+++ Material supplied +++

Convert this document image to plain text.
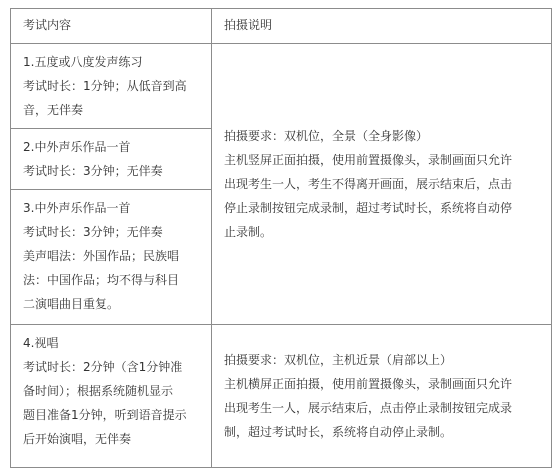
考试内容	拍摄说明

1.五度或八度发声练习
考试时长：1分钟；从低音到高
音，无伴奏	拍摄要求：双机位，全景（全身影像）
主机竖屏正面拍摄，使用前置摄像头，录制画面只允许
出现考生一人，考生不得离开画面，展示结束后，点击
停止录制按钮完成录制，超过考试时长，系统将自动停
止录制。

2.中外声乐作品一首
考试时长：3分钟；无伴奏	

3.中外声乐作品一首
考试时长：3分钟；无伴奏
美声唱法：外国作品；民族唱
法：中国作品；均不得与科目
二演唱曲目重复。	

4.视唱
考试时长：2分钟（含1分钟准
备时间）；根据系统随机显示
题目准备1分钟，听到语音提示
后开始演唱，无伴奏	拍摄要求：双机位，主机近景（肩部以上）
主机横屏正面拍摄，使用前置摄像头，录制画面只允许
出现考生一人，展示结束后，点击停止录制按钮完成录
制，超过考试时长，系统将自动停止录制。
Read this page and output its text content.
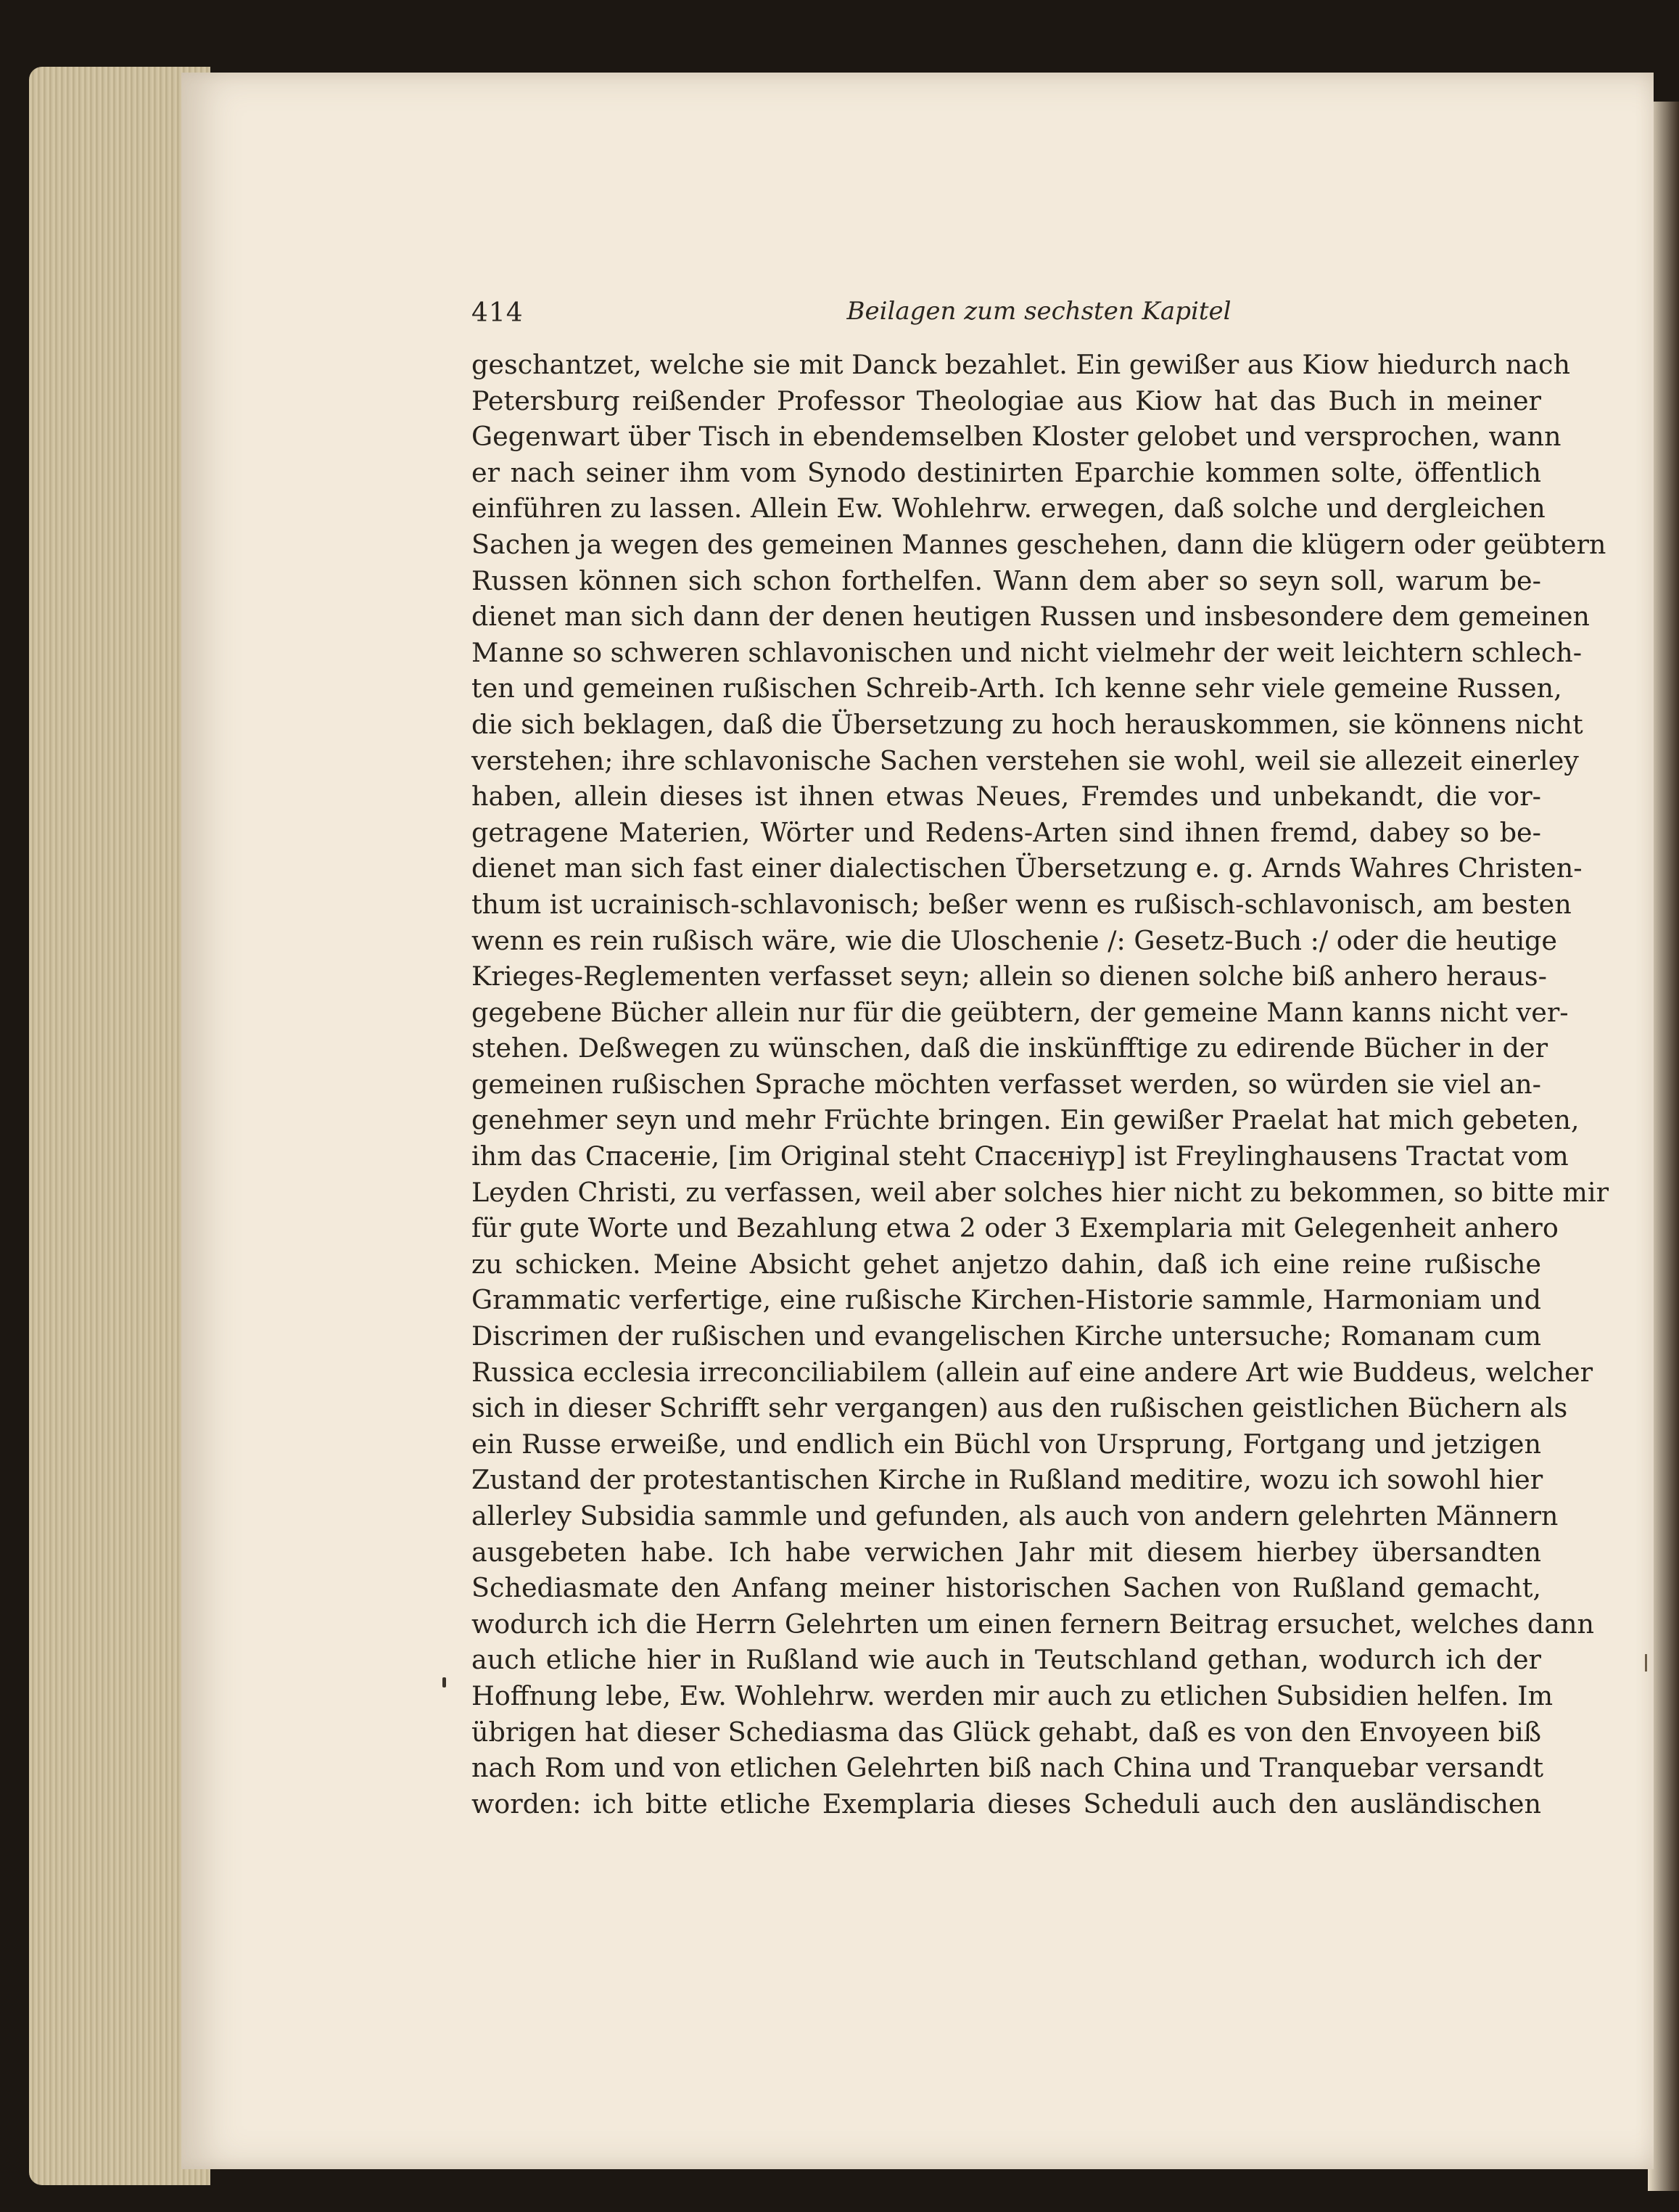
414	Beilagen zum sechsten Kapitel
geschantzet, welche sie mit Danck bezahlet. Ein gewißer aus Kiow hiedurch nach
Petersburg reißender Professor Theologiae aus Kiow hat das Buch in meiner
Gegenwart über Tisch in ebendemselben Kloster gelobet und versprochen, wann
er nach seiner ihm vom Synodo destinirten Eparchie kommen solte, öffentlich
einführen zu lassen. Allein Ew. Wohlehrw. erwegen, daß solche und dergleichen
Sachen ja wegen des gemeinen Mannes geschehen, dann die klügern oder geübtern
Russen können sich schon forthelfen. Wann dem aber so seyn soll, warum be-
dienet man sich dann der denen heutigen Russen und insbesondere dem gemeinen
Manne so schweren schlavonischen und nicht vielmehr der weit leichtern schlech-
ten und gemeinen rußischen Schreib-Arth. Ich kenne sehr viele gemeine Russen,
die sich beklagen, daß die Übersetzung zu hoch herauskommen, sie könnens nicht
verstehen; ihre schlavonische Sachen verstehen sie wohl, weil sie allezeit einerley
haben, allein dieses ist ihnen etwas Neues, Fremdes und unbekandt, die vor-
getragene Materien, Wörter und Redens-Arten sind ihnen fremd, dabey so be-
dienet man sich fast einer dialectischen Übersetzung e. g. Arnds Wahres Christen-
thum ist ucrainisch-schlavonisch; beßer wenn es rußisch-schlavonisch, am besten
wenn es rein rußisch wäre, wie die Uloschenie /: Gesetz-Buch :/ oder die heutige
Krieges-Reglementen verfasset seyn; allein so dienen solche biß anhero heraus-
gegebene Bücher allein nur für die geübtern, der gemeine Mann kanns nicht ver-
stehen. Deßwegen zu wünschen, daß die inskünfftige zu edirende Bücher in der
gemeinen rußischen Sprache möchten verfasset werden, so würden sie viel an-
genehmer seyn und mehr Früchte bringen. Ein gewißer Praelat hat mich gebeten,
ihm das Спасеніе, [im Original steht Спасєніүр] ist Freylinghausens Tractat vom
Leyden Christi, zu verfassen, weil aber solches hier nicht zu bekommen, so bitte mir
für gute Worte und Bezahlung etwa 2 oder 3 Exemplaria mit Gelegenheit anhero
zu schicken. Meine Absicht gehet anjetzo dahin, daß ich eine reine rußische
Grammatic verfertige, eine rußische Kirchen-Historie sammle, Harmoniam und
Discrimen der rußischen und evangelischen Kirche untersuche; Romanam cum
Russica ecclesia irreconciliabilem (allein auf eine andere Art wie Buddeus, welcher
sich in dieser Schrifft sehr vergangen) aus den rußischen geistlichen Büchern als
ein Russe erweiße, und endlich ein Büchl von Ursprung, Fortgang und jetzigen
Zustand der protestantischen Kirche in Rußland meditire, wozu ich sowohl hier
allerley Subsidia sammle und gefunden, als auch von andern gelehrten Männern
ausgebeten habe. Ich habe verwichen Jahr mit diesem hierbey übersandten
Schediasmate den Anfang meiner historischen Sachen von Rußland gemacht,
wodurch ich die Herrn Gelehrten um einen fernern Beitrag ersuchet, welches dann
auch etliche hier in Rußland wie auch in Teutschland gethan, wodurch ich der
Hoffnung lebe, Ew. Wohlehrw. werden mir auch zu etlichen Subsidien helfen. Im
übrigen hat dieser Schediasma das Glück gehabt, daß es von den Envoyeen biß
nach Rom und von etlichen Gelehrten biß nach China und Tranquebar versandt
worden: ich bitte etliche Exemplaria dieses Scheduli auch den ausländischen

+++

Problem details. Reply with one number only, the count of lines above that hold the string "Exemplaria".

Solution for this exercise. 2